>> begin RECORDS FOR THE TASK

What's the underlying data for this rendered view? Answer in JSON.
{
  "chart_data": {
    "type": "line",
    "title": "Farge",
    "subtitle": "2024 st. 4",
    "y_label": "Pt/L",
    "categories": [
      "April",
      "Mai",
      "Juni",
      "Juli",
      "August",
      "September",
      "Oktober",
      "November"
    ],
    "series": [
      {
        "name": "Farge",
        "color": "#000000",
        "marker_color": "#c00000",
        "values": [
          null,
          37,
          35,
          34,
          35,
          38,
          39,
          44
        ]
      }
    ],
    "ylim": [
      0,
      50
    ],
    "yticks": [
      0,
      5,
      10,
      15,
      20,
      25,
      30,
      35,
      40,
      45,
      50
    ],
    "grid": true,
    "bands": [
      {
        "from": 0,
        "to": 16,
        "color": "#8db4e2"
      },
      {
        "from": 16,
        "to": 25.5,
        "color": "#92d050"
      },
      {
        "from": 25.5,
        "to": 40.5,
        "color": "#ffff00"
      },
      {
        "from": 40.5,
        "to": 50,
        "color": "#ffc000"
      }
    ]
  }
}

>> end RECORDS FOR THE TASK

• [THE TASK]
Repeat the material word for word, in full.

• [THE SOLUTION]
What's the underlying data for this rendered view? Answer in JSON.
{
  "chart_data": {
    "type": "line",
    "title": "Farge",
    "subtitle": "2024 st. 4",
    "y_label": "Pt/L",
    "categories": [
      "April",
      "Mai",
      "Juni",
      "Juli",
      "August",
      "September",
      "Oktober",
      "November"
    ],
    "series": [
      {
        "name": "Farge",
        "color": "#000000",
        "marker_color": "#c00000",
        "values": [
          null,
          37,
          35,
          34,
          35,
          38,
          39,
          44
        ]
      }
    ],
    "ylim": [
      0,
      50
    ],
    "yticks": [
      0,
      5,
      10,
      15,
      20,
      25,
      30,
      35,
      40,
      45,
      50
    ],
    "grid": true,
    "bands": [
      {
        "from": 0,
        "to": 16,
        "color": "#8db4e2"
      },
      {
        "from": 16,
        "to": 25.5,
        "color": "#92d050"
      },
      {
        "from": 25.5,
        "to": 40.5,
        "color": "#ffff00"
      },
      {
        "from": 40.5,
        "to": 50,
        "color": "#ffc000"
      }
    ]
  }
}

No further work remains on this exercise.